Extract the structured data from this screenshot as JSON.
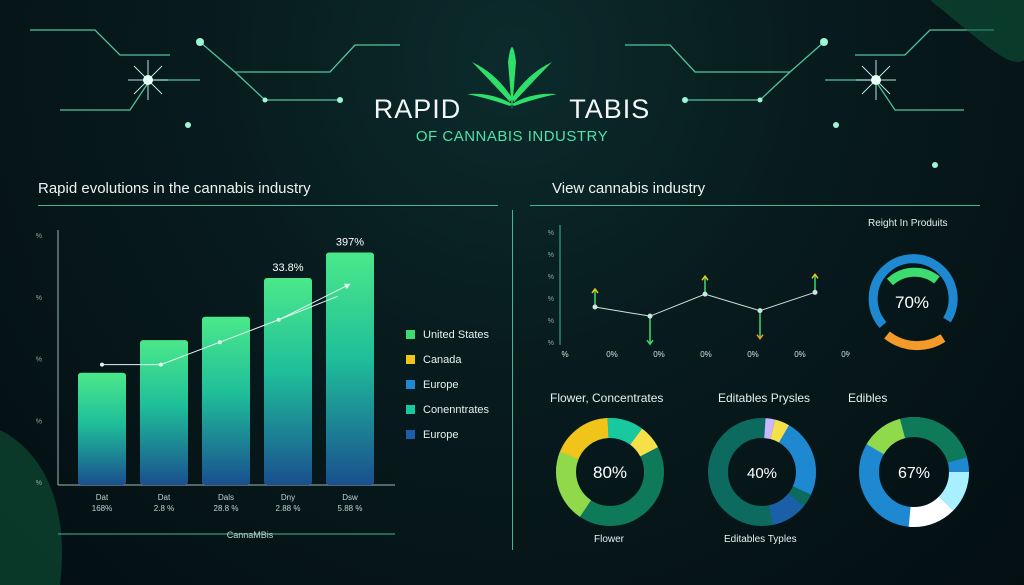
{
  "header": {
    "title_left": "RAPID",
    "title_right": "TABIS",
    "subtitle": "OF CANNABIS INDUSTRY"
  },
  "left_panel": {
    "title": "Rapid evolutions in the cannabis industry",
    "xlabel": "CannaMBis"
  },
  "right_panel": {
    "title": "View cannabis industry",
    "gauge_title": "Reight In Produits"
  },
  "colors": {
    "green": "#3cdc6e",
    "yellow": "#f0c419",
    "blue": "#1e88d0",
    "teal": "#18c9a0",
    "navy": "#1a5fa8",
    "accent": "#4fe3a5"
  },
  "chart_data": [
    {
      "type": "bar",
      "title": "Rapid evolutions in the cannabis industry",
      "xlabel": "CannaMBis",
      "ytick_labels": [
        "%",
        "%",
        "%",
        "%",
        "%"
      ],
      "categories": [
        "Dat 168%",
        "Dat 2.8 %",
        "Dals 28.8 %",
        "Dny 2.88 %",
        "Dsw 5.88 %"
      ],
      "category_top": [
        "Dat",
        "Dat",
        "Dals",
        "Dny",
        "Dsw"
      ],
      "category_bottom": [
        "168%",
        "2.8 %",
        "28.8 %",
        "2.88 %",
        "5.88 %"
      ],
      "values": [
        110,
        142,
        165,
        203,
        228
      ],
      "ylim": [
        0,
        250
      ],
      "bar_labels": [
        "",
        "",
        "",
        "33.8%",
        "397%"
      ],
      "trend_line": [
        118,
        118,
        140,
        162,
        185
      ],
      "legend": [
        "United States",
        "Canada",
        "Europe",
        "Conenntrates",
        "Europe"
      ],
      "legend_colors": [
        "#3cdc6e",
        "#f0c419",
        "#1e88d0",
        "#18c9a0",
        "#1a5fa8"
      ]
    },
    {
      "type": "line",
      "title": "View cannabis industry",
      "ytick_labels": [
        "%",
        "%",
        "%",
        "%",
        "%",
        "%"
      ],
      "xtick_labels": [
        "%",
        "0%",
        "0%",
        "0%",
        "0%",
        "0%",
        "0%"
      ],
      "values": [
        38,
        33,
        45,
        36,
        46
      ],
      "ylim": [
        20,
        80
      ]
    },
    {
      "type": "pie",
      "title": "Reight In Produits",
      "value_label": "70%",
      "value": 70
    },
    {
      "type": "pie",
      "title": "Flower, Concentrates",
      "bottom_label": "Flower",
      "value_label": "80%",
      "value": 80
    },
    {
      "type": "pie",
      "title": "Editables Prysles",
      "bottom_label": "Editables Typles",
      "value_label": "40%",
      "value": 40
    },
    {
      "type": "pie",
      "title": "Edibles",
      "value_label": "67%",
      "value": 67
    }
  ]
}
####################
To be done:
Where a line above contains the word "Editables", copy that line.

Right answer:
      "title": "Editables Prysles",
      "bottom_label": "Editables Typles",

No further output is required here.